WHAT NEEDS TO BE DONE: In the essay on weaponized drones and the Constitution below, could you rewrite the passage starting with "First, there is" and going on through "Constitution is built.", renaming "Founders" to "Framers" throughout?

TEXT SEGMENT:
☆ ☆ ☆ ☆ ☆ ☆ ☆
Weaponized Drones and the Constitution

Recently, the San Francisco Board of Supervisors voted 8-3 to suspend its pursuit of a policy of weaponizing drones.

While that decision may appear to be a victory for the Constitution and for personal and civil liberty, there is little doubt that the City by the Bay will not delay deployment of these deadly robots for much longer.

There are many critical issues of constitutional importance that must be addressed when considering the deployment of drones by law enforcement.

First, there is the centuries-old right of due process.

This fundamental restraint on the royal presumption of the power to lop off heads on command was incorporated by our Founders in the Bill of Rights, particularly in the Fifth Amendment, which says in relevant part: “No person shall … be deprived of life, liberty, or property, without due process of law.”

Due process is one of the pillars of liberty upon which our Constitution is built.

The constitutional preeminence of due process is found in The Federalist Papers, where Alexander Hamilton warned against its violation in any form: “The creation of crimes after the commission of the fact, or, in other words, the subjecting of men to punishment for things which, when they were done, were breaches of no law, and the practice of arbitrary imprisonments, have been, in all ages, the favorite and most formidable instruments of tyranny.”

Due process as a check on monarchical power was included in the Magna Carta of 1215. This list of grievances and demands codified the king’s obligation to obey written laws or be punished by his subjects. Article 39 of the Magna Carta says, “No freemen shall be taken or imprisoned or disseised [dispossessed] or exiled or in any way destroyed, nor will we go upon him nor send upon him, except by the lawful judgment of his peers or by the law of the land.”

Over the years, the Magna Carta was occasionally revised and amended. In 1354, the phrase “due process of law” appeared for the first time. The Magna Carta as amended in 1354 says, “No man of what state or condition he be, shall be put out of his lands or tenements nor taken, nor disinherited, nor put to death, without he be brought to answer by due process of law.”

Next point of constitutional concern is the Fourth Amendment’s guarantee of the right to be free from unwarranted searches and seizures.

The Framers abhorred the practice of having their persons and property searched without a warrant. They believed that “papers are often the dearest property a man can have” and that permitting the government to “sweep away all papers whatsoever,” without any legal justification, “would destroy all the comforts of society.”

In 1776, George Mason, the principal author of the Virginia Declaration of Rights — a document of profound influence on the construction of the federal Bill of Rights — upheld the right to be free from such searches, as well: “That general warrants, whereby any officer or messenger may be commanded to search suspected places without evidence of a fact committed, or to seize any person or persons not named, or whose offence [sic] is not particularly described and supported by evidence, are grievous and oppressive, and ought not to be granted.”

Thus, the Fourth Amendment:

The right of the people to be secure in their persons, houses, papers, and effects, against unreasonable searches and seizures, shall not be violated, and no warrants shall issue, but upon probable cause, supported by oath or affirmation, and particularly describing the place to be searched, and the persons or things to be seized.

The rights guaranteed by the Fourth Amendment are under nearly constant assault by the forces of the federal government. From NSA surveillance to IRS use of tax records as a political tool, the papers, effects, and homes of all Americans are now de facto denied the protections our Founders held so dear.

The undeniable truth is that not a single one of our Founding Fathers, not even the most ardent advocate of a powerful central government, would have remained even one day at the Philadelphia Convention if he had believed that the government they were creating would become the instrument of tyranny that it has become.
☆ ☆ ☆ ☆ ☆ ☆ ☆
DATA SUPPLIED:
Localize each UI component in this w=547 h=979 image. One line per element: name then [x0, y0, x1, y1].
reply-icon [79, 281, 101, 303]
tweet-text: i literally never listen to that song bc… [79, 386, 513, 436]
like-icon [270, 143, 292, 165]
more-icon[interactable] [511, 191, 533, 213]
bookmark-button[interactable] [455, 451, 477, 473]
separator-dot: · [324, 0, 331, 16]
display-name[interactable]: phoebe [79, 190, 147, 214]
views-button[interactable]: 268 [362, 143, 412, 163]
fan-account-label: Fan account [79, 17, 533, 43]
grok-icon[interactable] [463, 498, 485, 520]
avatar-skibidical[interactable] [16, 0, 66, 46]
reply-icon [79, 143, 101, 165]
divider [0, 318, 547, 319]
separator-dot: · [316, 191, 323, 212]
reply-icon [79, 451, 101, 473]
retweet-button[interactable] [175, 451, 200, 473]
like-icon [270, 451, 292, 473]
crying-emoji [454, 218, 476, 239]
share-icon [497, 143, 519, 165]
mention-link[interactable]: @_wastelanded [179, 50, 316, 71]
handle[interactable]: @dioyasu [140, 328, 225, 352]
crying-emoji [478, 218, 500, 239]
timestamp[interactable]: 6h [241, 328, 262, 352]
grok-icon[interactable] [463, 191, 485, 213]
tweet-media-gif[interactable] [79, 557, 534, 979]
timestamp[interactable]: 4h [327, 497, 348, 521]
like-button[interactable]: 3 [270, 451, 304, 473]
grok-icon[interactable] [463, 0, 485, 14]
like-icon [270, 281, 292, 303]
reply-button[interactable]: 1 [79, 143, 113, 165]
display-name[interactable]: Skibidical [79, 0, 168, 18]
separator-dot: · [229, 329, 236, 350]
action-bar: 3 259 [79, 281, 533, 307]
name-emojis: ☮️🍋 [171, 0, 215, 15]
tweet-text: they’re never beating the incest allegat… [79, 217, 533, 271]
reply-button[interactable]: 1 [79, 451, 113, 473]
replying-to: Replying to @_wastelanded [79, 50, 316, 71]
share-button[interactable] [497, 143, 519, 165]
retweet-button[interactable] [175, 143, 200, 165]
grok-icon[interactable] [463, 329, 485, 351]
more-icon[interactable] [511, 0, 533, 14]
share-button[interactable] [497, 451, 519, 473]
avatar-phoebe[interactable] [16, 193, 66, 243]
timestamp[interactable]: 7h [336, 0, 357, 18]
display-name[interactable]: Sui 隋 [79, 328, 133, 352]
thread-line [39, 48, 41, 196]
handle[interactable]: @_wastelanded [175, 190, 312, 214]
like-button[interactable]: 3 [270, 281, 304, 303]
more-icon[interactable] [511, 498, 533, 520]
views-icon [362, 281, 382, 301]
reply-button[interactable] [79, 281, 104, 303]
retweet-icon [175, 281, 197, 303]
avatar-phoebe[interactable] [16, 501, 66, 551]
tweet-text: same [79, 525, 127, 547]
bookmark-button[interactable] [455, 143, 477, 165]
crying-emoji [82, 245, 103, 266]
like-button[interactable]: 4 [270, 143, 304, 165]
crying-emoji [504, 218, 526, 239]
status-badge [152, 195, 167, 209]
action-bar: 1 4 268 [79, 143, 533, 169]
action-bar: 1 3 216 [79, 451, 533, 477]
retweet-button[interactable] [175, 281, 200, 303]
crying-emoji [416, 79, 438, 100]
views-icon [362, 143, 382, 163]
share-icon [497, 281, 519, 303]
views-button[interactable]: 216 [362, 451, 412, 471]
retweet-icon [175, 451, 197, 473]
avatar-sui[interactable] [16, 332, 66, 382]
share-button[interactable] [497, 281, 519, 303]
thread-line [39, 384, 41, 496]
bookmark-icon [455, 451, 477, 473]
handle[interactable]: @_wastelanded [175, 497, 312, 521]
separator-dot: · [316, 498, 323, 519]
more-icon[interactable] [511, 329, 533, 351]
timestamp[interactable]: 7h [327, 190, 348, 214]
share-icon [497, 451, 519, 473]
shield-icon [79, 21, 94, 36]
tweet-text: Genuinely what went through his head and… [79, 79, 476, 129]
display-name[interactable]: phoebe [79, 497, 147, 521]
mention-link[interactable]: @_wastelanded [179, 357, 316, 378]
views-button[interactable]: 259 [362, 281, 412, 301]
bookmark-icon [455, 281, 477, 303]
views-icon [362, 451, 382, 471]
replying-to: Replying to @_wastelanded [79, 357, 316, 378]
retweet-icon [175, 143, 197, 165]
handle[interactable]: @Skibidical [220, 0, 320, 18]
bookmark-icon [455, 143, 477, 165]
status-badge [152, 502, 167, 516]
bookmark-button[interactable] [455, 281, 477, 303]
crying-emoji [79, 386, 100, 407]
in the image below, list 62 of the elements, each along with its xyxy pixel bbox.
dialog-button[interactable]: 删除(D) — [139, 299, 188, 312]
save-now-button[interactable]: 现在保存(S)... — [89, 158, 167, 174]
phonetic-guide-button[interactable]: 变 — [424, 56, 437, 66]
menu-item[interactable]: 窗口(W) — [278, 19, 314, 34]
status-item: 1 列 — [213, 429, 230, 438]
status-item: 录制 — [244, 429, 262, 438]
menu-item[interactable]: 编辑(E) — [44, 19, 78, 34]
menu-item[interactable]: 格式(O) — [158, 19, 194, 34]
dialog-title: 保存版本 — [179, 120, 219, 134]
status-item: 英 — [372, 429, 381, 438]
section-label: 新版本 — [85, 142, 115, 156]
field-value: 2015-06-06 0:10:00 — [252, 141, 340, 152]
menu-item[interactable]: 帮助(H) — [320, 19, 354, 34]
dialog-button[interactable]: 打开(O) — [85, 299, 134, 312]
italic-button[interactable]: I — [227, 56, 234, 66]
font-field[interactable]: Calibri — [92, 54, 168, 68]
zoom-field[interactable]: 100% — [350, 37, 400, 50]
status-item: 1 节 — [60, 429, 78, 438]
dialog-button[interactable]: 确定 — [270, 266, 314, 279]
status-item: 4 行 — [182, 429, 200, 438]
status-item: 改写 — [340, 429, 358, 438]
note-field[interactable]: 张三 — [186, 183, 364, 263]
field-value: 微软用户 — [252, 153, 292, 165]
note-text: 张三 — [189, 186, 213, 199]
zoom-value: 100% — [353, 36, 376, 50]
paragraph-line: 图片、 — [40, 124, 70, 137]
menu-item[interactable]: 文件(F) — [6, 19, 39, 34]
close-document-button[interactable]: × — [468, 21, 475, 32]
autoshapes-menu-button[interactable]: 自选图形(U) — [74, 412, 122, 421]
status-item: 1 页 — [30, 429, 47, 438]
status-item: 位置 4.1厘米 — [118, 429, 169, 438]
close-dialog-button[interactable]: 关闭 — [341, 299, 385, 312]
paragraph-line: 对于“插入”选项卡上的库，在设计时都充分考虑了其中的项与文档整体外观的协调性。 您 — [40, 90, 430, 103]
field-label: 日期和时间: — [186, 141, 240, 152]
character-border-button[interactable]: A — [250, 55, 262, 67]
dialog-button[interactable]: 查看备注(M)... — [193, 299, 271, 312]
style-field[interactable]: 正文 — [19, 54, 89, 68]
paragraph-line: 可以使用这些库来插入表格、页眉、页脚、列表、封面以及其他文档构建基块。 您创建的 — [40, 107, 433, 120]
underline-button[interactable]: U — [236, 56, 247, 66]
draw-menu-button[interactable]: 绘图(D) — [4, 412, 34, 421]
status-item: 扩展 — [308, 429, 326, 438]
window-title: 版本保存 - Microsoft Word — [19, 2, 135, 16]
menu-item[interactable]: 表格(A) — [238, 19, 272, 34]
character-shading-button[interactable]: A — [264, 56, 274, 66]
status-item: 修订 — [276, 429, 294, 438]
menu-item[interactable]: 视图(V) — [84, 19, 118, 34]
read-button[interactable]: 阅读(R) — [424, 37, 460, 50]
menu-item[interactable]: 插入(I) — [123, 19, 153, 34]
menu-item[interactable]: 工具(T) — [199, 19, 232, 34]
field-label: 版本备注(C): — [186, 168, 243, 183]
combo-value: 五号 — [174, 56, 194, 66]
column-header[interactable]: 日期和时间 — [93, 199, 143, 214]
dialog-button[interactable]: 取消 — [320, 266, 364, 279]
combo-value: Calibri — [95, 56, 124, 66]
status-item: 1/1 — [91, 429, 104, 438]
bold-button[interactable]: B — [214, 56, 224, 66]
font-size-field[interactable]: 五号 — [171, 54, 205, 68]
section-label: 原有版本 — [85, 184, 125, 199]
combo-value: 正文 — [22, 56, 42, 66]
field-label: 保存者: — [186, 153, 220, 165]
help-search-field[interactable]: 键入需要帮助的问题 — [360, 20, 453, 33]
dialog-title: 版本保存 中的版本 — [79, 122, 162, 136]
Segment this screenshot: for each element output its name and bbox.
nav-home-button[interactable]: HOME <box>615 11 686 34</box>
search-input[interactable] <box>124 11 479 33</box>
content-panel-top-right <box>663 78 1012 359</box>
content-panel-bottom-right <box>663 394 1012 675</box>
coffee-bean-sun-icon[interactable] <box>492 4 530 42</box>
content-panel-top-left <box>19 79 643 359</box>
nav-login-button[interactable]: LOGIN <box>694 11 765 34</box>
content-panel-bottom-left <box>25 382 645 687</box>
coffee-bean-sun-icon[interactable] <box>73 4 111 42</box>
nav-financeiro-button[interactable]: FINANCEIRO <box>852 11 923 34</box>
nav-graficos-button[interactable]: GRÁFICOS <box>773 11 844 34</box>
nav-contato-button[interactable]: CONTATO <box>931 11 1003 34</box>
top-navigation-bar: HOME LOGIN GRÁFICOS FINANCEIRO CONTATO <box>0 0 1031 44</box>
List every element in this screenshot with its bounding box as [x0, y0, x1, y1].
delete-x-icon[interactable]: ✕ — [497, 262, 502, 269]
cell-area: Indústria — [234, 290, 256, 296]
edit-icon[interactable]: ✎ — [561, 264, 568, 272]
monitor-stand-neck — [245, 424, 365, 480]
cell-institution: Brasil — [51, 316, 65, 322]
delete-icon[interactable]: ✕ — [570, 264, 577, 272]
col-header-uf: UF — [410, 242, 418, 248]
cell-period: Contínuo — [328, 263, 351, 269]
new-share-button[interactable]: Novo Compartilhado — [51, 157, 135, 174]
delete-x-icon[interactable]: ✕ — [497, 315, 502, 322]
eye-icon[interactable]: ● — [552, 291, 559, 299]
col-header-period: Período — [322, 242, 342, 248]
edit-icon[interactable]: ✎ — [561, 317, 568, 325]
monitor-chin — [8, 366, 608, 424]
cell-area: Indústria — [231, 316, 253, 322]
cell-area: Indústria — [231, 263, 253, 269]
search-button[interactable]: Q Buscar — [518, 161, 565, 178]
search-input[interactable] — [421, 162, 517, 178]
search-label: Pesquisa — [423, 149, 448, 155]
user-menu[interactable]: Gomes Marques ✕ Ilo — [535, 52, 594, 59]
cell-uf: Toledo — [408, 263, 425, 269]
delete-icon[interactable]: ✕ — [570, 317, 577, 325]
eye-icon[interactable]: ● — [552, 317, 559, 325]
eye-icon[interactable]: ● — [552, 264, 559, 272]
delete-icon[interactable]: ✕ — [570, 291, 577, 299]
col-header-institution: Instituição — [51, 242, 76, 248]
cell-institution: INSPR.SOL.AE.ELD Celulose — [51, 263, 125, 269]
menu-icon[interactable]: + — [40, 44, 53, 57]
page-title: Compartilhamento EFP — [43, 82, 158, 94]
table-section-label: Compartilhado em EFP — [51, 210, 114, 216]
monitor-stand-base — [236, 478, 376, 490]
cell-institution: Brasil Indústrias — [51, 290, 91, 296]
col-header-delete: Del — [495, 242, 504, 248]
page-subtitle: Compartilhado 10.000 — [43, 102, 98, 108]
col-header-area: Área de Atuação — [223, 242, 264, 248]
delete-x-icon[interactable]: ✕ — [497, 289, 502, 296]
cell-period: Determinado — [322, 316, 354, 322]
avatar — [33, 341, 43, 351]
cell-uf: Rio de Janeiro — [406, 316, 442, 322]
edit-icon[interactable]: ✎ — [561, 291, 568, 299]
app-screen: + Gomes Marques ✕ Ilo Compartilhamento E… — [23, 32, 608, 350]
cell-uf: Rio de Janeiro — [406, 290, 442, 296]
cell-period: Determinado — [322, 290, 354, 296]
☆ ☆ ☆ ☆ ☆ ☆ ☆
YOUR SOLUTION:
First, there is the centuries-old right of due process.

This fundamental restraint on the royal presumption of the power to lop off heads on command was incorporated by our Framers in the Bill of Rights, particularly in the Fifth Amendment, which says in relevant part: “No person shall … be deprived of life, liberty, or property, without due process of law.”

Due process is one of the pillars of liberty upon which our Constitution is built.